• **Requirements**:
Spot each line that carries the word "Ruddlesden"; copy those lines.

>> START

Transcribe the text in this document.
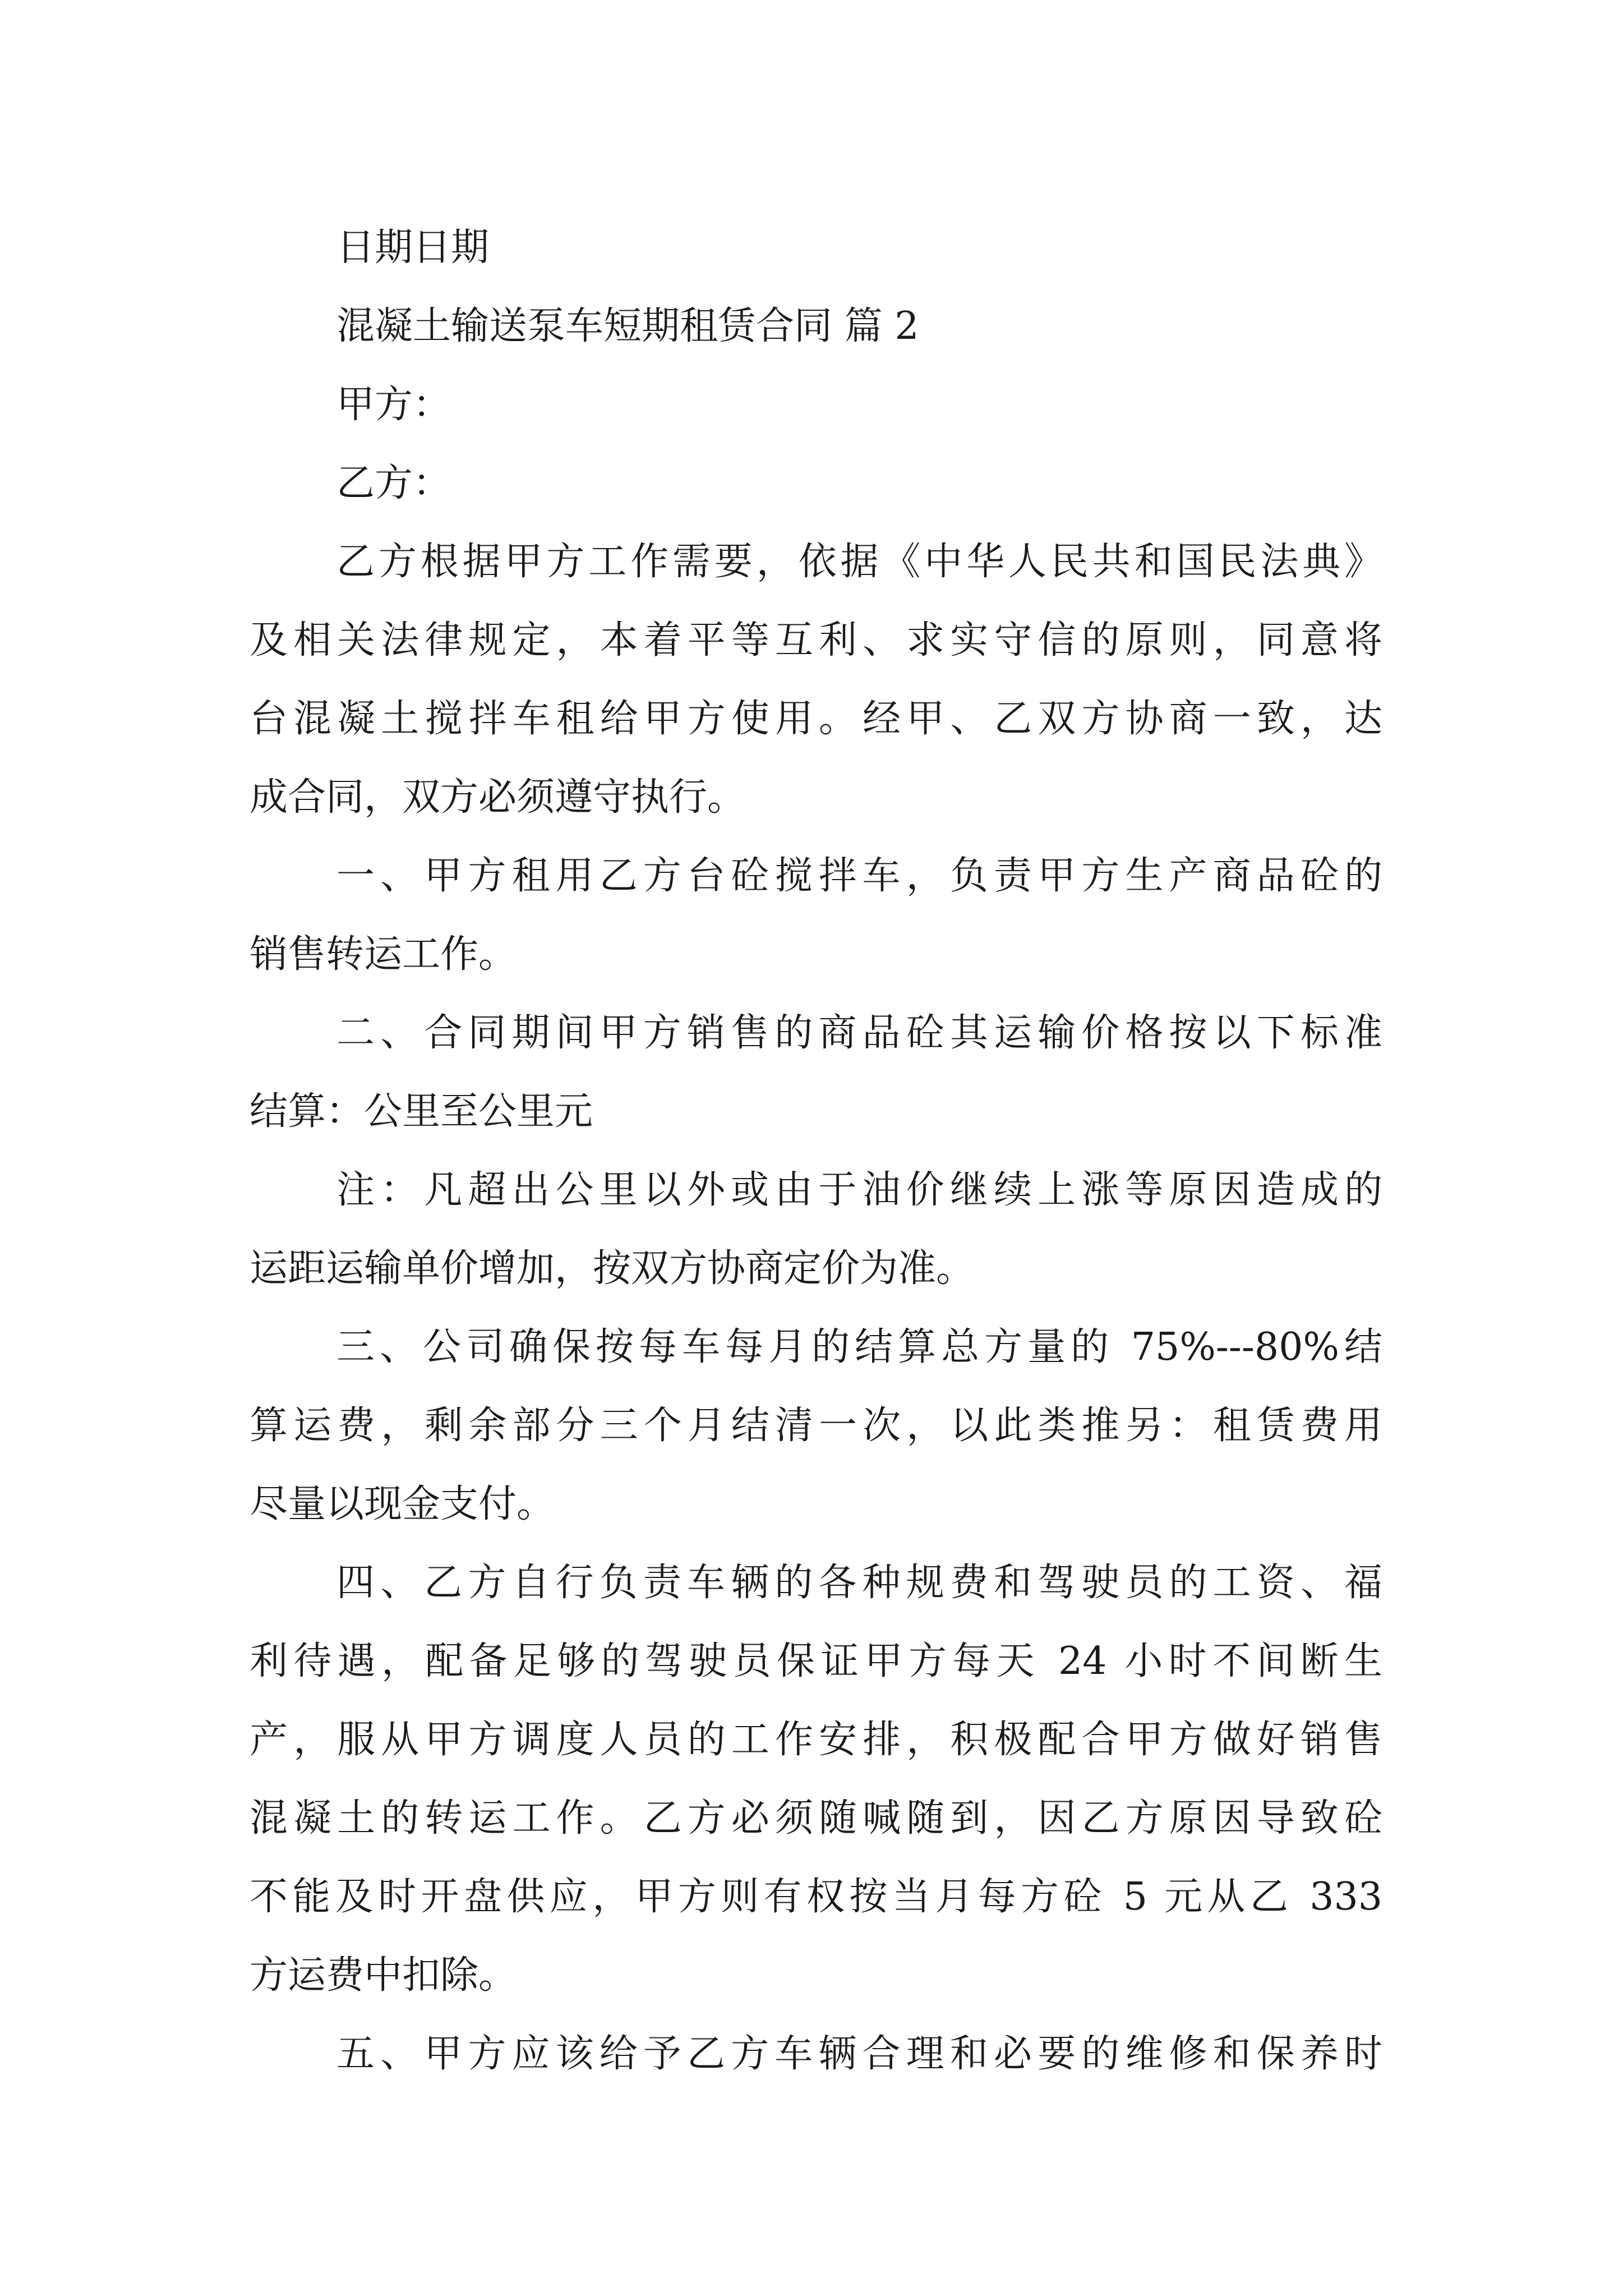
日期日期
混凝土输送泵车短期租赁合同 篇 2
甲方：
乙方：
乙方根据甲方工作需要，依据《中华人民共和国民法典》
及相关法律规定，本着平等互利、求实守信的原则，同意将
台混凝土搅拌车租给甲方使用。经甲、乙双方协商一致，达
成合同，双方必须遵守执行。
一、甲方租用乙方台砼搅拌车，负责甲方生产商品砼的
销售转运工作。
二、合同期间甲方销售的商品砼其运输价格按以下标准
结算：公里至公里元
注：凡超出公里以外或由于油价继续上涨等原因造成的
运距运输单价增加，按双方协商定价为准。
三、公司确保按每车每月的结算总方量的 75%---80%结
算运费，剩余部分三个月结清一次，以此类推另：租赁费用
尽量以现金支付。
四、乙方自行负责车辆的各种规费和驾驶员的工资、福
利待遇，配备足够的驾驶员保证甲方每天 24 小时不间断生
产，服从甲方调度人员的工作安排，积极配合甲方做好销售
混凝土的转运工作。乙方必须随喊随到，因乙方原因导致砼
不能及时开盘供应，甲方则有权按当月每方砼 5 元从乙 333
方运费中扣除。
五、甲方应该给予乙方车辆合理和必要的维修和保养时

>> END
>> START

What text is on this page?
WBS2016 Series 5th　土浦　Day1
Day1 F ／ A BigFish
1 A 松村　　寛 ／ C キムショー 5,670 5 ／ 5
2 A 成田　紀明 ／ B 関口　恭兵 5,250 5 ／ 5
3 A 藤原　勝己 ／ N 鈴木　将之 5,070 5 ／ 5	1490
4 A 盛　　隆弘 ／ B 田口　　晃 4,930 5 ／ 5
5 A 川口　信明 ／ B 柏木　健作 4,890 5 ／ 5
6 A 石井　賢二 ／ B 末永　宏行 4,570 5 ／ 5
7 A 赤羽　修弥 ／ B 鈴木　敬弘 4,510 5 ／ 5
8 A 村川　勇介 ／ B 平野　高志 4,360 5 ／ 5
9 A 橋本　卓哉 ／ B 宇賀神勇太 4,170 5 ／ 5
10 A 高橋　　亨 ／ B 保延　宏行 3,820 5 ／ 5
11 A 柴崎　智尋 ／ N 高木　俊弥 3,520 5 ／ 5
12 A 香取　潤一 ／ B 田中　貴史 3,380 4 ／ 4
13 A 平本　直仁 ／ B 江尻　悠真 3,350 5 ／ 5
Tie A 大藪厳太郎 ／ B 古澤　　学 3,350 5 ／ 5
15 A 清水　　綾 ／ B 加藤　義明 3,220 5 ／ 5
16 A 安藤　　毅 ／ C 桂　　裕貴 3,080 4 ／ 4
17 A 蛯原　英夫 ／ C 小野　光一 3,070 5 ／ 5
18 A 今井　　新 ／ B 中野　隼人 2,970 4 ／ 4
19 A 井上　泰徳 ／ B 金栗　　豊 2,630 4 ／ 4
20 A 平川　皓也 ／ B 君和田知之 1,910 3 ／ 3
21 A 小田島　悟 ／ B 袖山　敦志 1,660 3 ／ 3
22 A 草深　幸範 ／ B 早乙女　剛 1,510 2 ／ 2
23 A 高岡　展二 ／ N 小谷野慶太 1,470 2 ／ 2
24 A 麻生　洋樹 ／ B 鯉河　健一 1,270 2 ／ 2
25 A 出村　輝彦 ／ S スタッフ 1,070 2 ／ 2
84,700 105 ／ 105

>> END
>> START

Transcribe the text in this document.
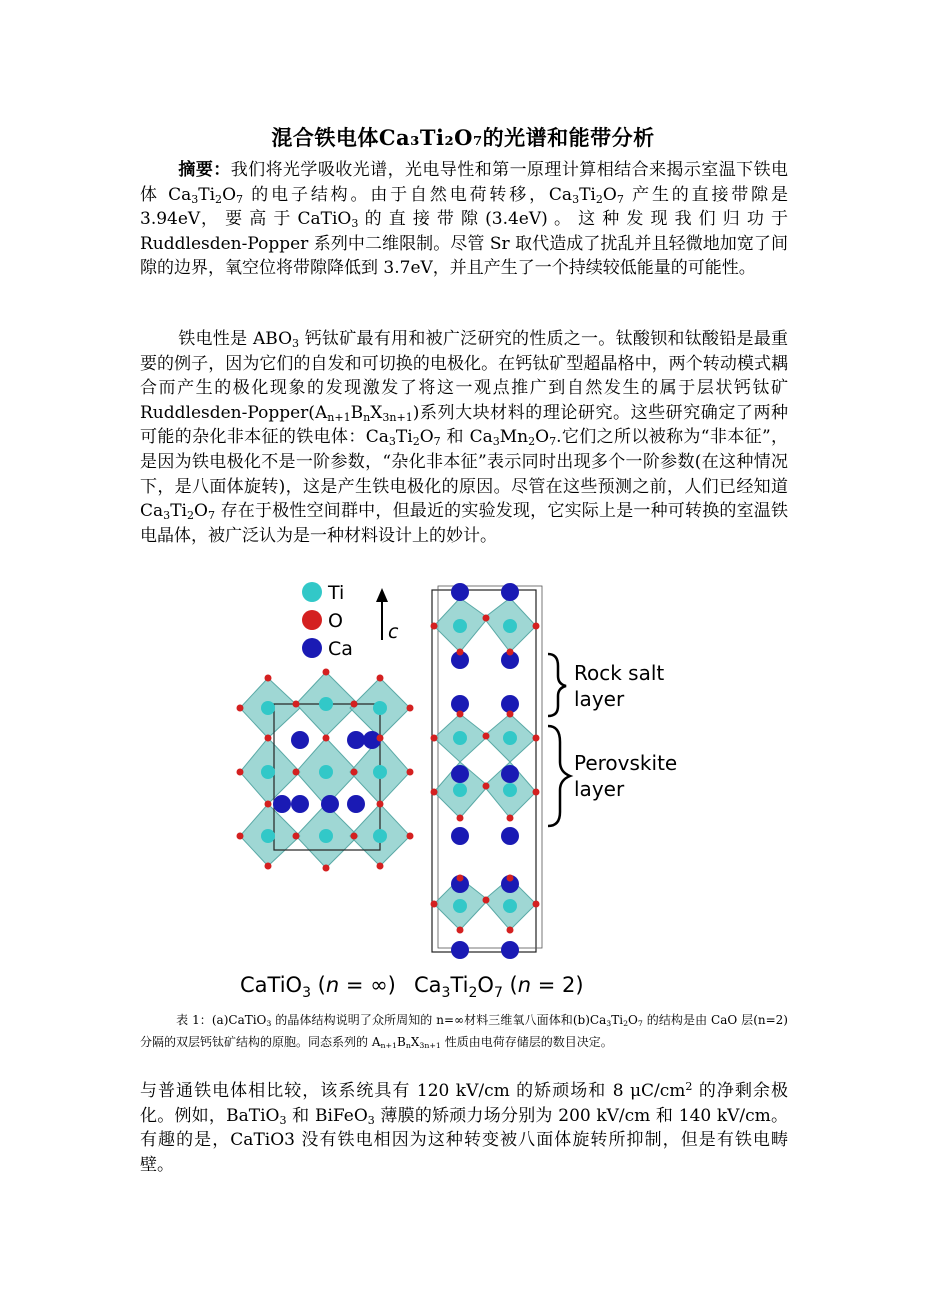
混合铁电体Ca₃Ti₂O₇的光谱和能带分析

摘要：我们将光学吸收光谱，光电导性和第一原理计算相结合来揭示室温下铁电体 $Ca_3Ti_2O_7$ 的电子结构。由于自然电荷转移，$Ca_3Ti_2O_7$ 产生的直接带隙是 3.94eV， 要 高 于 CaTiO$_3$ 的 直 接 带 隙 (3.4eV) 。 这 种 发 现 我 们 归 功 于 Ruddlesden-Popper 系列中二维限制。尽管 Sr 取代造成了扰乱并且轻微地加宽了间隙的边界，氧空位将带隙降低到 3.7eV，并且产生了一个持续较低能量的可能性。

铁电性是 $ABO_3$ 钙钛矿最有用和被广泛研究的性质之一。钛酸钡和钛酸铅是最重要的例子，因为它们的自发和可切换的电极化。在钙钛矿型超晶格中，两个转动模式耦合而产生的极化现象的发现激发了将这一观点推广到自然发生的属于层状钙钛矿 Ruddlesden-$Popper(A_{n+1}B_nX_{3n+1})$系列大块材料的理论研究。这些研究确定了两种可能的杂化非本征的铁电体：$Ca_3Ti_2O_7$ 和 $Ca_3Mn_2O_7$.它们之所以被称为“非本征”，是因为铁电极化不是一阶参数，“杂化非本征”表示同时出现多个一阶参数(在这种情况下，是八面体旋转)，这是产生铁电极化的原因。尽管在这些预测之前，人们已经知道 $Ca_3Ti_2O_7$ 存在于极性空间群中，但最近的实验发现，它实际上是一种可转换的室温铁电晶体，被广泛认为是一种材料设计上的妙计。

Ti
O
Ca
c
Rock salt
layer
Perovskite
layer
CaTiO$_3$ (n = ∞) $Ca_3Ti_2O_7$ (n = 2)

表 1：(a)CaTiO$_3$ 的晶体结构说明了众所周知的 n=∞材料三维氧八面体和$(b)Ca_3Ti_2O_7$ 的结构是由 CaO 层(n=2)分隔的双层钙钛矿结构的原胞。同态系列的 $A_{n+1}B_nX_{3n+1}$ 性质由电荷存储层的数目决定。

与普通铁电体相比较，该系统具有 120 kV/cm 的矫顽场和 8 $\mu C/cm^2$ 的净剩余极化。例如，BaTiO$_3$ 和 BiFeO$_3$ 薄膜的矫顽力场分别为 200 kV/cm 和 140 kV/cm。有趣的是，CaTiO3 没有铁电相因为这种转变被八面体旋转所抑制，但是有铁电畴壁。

>> END

• **Result of the exercise**:
摘要：我们将光学吸收光谱，光电导性和第一原理计算相结合来揭示室温下铁电体 $Ca_3Ti_2O_7$ 的电子结构。由于自然电荷转移，$Ca_3Ti_2O_7$ 产生的直接带隙是 3.94eV， 要 高 于 CaTiO$_3$ 的 直 接 带 隙 (3.4eV) 。 这 种 发 现 我 们 归 功 于 Ruddlesden-Popper 系列中二维限制。尽管 Sr 取代造成了扰乱并且轻微地加宽了间隙的边界，氧空位将带隙降低到 3.7eV，并且产生了一个持续较低能量的可能性。
铁电性是 $ABO_3$ 钙钛矿最有用和被广泛研究的性质之一。钛酸钡和钛酸铅是最重要的例子，因为它们的自发和可切换的电极化。在钙钛矿型超晶格中，两个转动模式耦合而产生的极化现象的发现激发了将这一观点推广到自然发生的属于层状钙钛矿 Ruddlesden-$Popper(A_{n+1}B_nX_{3n+1})$系列大块材料的理论研究。这些研究确定了两种可能的杂化非本征的铁电体：$Ca_3Ti_2O_7$ 和 $Ca_3Mn_2O_7$.它们之所以被称为“非本征”，是因为铁电极化不是一阶参数，“杂化非本征”表示同时出现多个一阶参数(在这种情况下，是八面体旋转)，这是产生铁电极化的原因。尽管在这些预测之前，人们已经知道 $Ca_3Ti_2O_7$ 存在于极性空间群中，但最近的实验发现，它实际上是一种可转换的室温铁电晶体，被广泛认为是一种材料设计上的妙计。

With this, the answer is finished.